• **Aim of the task**
For this exercise, copy out each line of the material below that includes "Aussig".

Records
********

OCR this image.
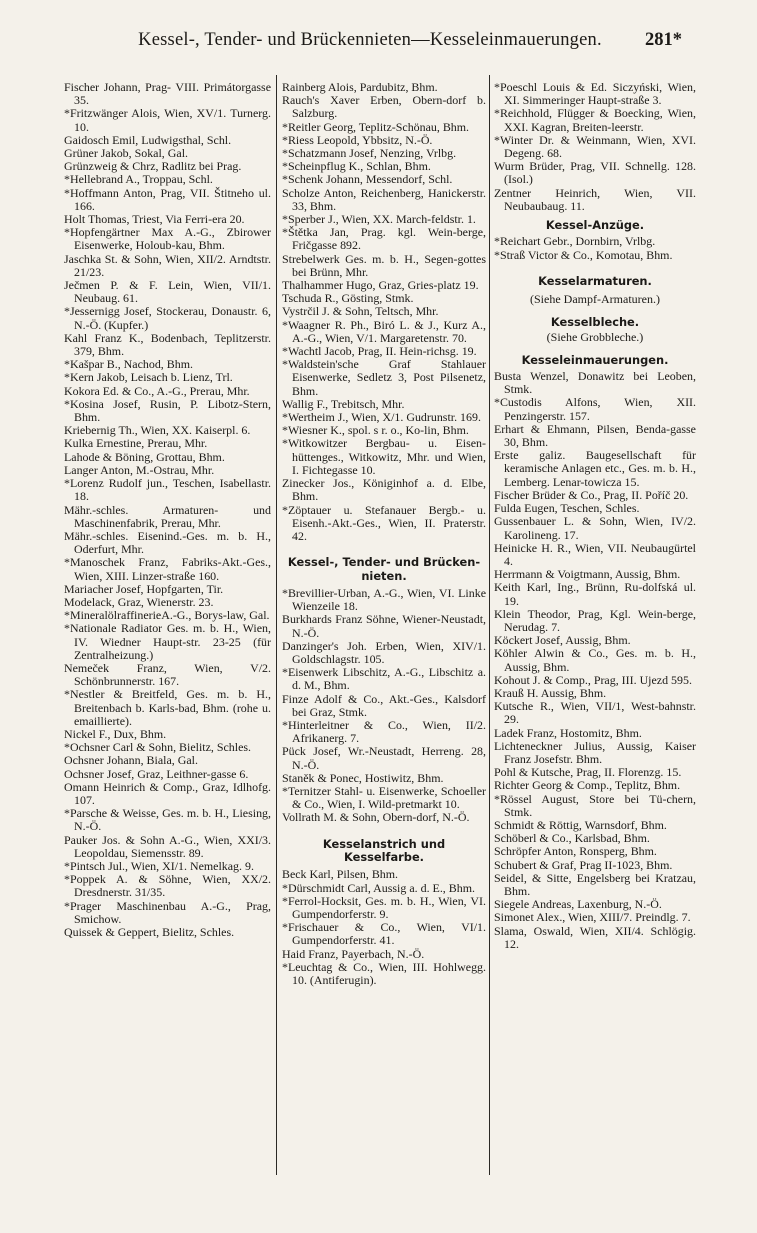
Kessel-, Tender- und Brückennieten—Kesseleinmauerungen.	281*

Fischer Johann, Prag- VIII. Primátorgasse 35.

*Fritzwänger Alois, Wien, XV/1. Turnerg. 10.

Gaidosch Emil, Ludwigsthal, Schl.

Grüner Jakob, Sokal, Gal.

Grünzweig & Chrz, Radlitz bei Prag.

*Hellebrand A., Troppau, Schl.

*Hoffmann Anton, Prag, VII. Štitneho ul. 166.

Holt Thomas, Triest, Via Ferri-era 20.

*Hopfengärtner Max A.-G., Zbirower Eisenwerke, Holoub-kau, Bhm.

Jaschka St. & Sohn, Wien, XII/2. Arndtstr. 21/23.

Ječmen P. & F. Lein, Wien, VII/1. Neubaug. 61.

*Jessernigg Josef, Stockerau, Donaustr. 6, N.-Ö. (Kupfer.)

Kahl Franz K., Bodenbach, Teplitzerstr. 379, Bhm.

*Kašpar B., Nachod, Bhm.

*Kern Jakob, Leisach b. Lienz, Trl.

Kokora Ed. & Co., A.-G., Prerau, Mhr.

*Kosina Josef, Rusin, P. Libotz-Stern, Bhm.

Kriebernig Th., Wien, XX. Kaiserpl. 6.

Kulka Ernestine, Prerau, Mhr.

Lahode & Böning, Grottau, Bhm.

Langer Anton, M.-Ostrau, Mhr.

*Lorenz Rudolf jun., Teschen, Isabellastr. 18.

Mähr.-schles. Armaturen- und Maschinenfabrik, Prerau, Mhr.

Mähr.-schles. Eisenind.-Ges. m. b. H., Oderfurt, Mhr.

*Manoschek Franz, Fabriks-Akt.-Ges., Wien, XIII. Linzer-straße 160.

Mariacher Josef, Hopfgarten, Tir.

Modelack, Graz, Wienerstr. 23.

*MineralölraffinerieA.-G., Borys-law, Gal.

*Nationale Radiator Ges. m. b. H., Wien, IV. Wiedner Haupt-str. 23-25 (für Zentralheizung.)

Nemeček Franz, Wien, V/2. Schönbrunnerstr. 167.

*Nestler & Breitfeld, Ges. m. b. H., Breitenbach b. Karls-bad, Bhm. (rohe u. emaillierte).

Nickel F., Dux, Bhm.

*Ochsner Carl & Sohn, Bielitz, Schles.

Ochsner Johann, Biala, Gal.

Ochsner Josef, Graz, Leithner-gasse 6.

Omann Heinrich & Comp., Graz, Idlhofg. 107.

*Parsche & Weisse, Ges. m. b. H., Liesing, N.-Ö.

Pauker Jos. & Sohn A.-G., Wien, XXI/3. Leopoldau, Siemensstr. 89.

*Pintsch Jul., Wien, XI/1. Nemelkag. 9.

*Poppek A. & Söhne, Wien, XX/2. Dresdnerstr. 31/35.

*Prager Maschinenbau A.-G., Prag, Smichow.

Quissek & Geppert, Bielitz, Schles.

Rainberg Alois, Pardubitz, Bhm.

Rauch's Xaver Erben, Obern-dorf b. Salzburg.

*Reitler Georg, Teplitz-Schönau, Bhm.

*Riess Leopold, Ybbsitz, N.-Ö.

*Schatzmann Josef, Nenzing, Vrlbg.

*Scheinpflug K., Schlan, Bhm.

*Schenk Johann, Messendorf, Schl.

Scholze Anton, Reichenberg, Hanickerstr. 33, Bhm.

*Sperber J., Wien, XX. March-feldstr. 1.

*Štětka Jan, Prag. kgl. Wein-berge, Fričgasse 892.

Strebelwerk Ges. m. b. H., Segen-gottes bei Brünn, Mhr.

Thalhammer Hugo, Graz, Gries-platz 19.

Tschuda R., Gösting, Stmk.

Vystrčil J. & Sohn, Teltsch, Mhr.

*Waagner R. Ph., Biró L. & J., Kurz A., A.-G., Wien, V/1. Margaretenstr. 70.

*Wachtl Jacob, Prag, II. Hein-richsg. 19.

*Waldstein'sche Graf Stahlauer Eisenwerke, Sedletz 3, Post Pilsenetz, Bhm.

Wallig F., Trebitsch, Mhr.

*Wertheim J., Wien, X/1. Gudrunstr. 169.

*Wiesner K., spol. s r. o., Ko-lin, Bhm.

*Witkowitzer Bergbau- u. Eisen-hüttenges., Witkowitz, Mhr. und Wien, I. Fichtegasse 10.

Zinecker Jos., Königinhof a. d. Elbe, Bhm.

*Zöptauer u. Stefanauer Bergb.- u. Eisenh.-Akt.-Ges., Wien, II. Praterstr. 42.

Kessel-, Tender- und Brücken-nieten.

*Brevillier-Urban, A.-G., Wien, VI. Linke Wienzeile 18.

Burkhards Franz Söhne, Wiener-Neustadt, N.-Ö.

Danzinger's Joh. Erben, Wien, XIV/1. Goldschlagstr. 105.

*Eisenwerk Libschitz, A.-G., Libschitz a. d. M., Bhm.

Finze Adolf & Co., Akt.-Ges., Kalsdorf bei Graz, Stmk.

*Hinterleitner & Co., Wien, II/2. Afrikanerg. 7.

Pück Josef, Wr.-Neustadt, Herreng. 28, N.-Ö.

Staněk & Ponec, Hostiwitz, Bhm.

*Ternitzer Stahl- u. Eisenwerke, Schoeller & Co., Wien, I. Wild-pretmarkt 10.

Vollrath M. & Sohn, Obern-dorf, N.-Ö.

Kesselanstrich und Kesselfarbe.

Beck Karl, Pilsen, Bhm.

*Dürschmidt Carl, Aussig a. d. E., Bhm.

*Ferrol-Hocksit, Ges. m. b. H., Wien, VI. Gumpendorferstr. 9.

*Frischauer & Co., Wien, VI/1. Gumpendorferstr. 41.

Haid Franz, Payerbach, N.-Ö.

*Leuchtag & Co., Wien, III. Hohlwegg. 10. (Antiferugin).

*Poeschl Louis & Ed. Siczyński, Wien, XI. Simmeringer Haupt-straße 3.

*Reichhold, Flügger & Boecking, Wien, XXI. Kagran, Breiten-leerstr.

*Winter Dr. & Weinmann, Wien, XVI. Degeng. 68.

Wurm Brüder, Prag, VII. Schnellg. 128. (Isol.)

Zentner Heinrich, Wien, VII. Neubaubaug. 11.

Kessel-Anzüge.

*Reichart Gebr., Dornbirn, Vrlbg.

*Straß Victor & Co., Komotau, Bhm.

Kesselarmaturen.
(Siehe Dampf-Armaturen.)
Kesselbleche.
(Siehe Grobbleche.)
Kesseleinmauerungen.

Busta Wenzel, Donawitz bei Leoben, Stmk.

*Custodis Alfons, Wien, XII. Penzingerstr. 157.

Erhart & Ehmann, Pilsen, Benda-gasse 30, Bhm.

Erste galiz. Baugesellschaft für keramische Anlagen etc., Ges. m. b. H., Lemberg. Lenar-towicza 15.

Fischer Brüder & Co., Prag, II. Poříč 20.

Fulda Eugen, Teschen, Schles.

Gussenbauer L. & Sohn, Wien, IV/2. Karolineng. 17.

Heinicke H. R., Wien, VII. Neubaugürtel 4.

Herrmann & Voigtmann, Aussig, Bhm.

Keith Karl, Ing., Brünn, Ru-dolfská ul. 19.

Klein Theodor, Prag, Kgl. Wein-berge, Nerudag. 7.

Köckert Josef, Aussig, Bhm.

Köhler Alwin & Co., Ges. m. b. H., Aussig, Bhm.

Kohout J. & Comp., Prag, III. Ujezd 595.

Krauß H. Aussig, Bhm.

Kutsche R., Wien, VII/1, West-bahnstr. 29.

Ladek Franz, Hostomitz, Bhm.

Lichteneckner Julius, Aussig, Kaiser Franz Josefstr. Bhm.

Pohl & Kutsche, Prag, II. Florenzg. 15.

Richter Georg & Comp., Teplitz, Bhm.

*Rössel August, Store bei Tü-chern, Stmk.

Schmidt & Röttig, Warnsdorf, Bhm.

Schöberl & Co., Karlsbad, Bhm.

Schröpfer Anton, Ronsperg, Bhm.

Schubert & Graf, Prag II-1023, Bhm.

Seidel, & Sitte, Engelsberg bei Kratzau, Bhm.

Siegele Andreas, Laxenburg, N.-Ö.

Simonet Alex., Wien, XIII/7. Preindlg. 7.

Slama, Oswald, Wien, XII/4. Schlögig. 12.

********

• **Exercise answer**
*Dürschmidt Carl, Aussig a. d. E., Bhm.
Herrmann & Voigtmann, Aussig, Bhm.
Köckert Josef, Aussig, Bhm.
Köhler Alwin & Co., Ges. m. b. H., Aussig, Bhm.
Krauß H. Aussig, Bhm.
Lichteneckner Julius, Aussig, Kaiser Franz Josefstr. Bhm.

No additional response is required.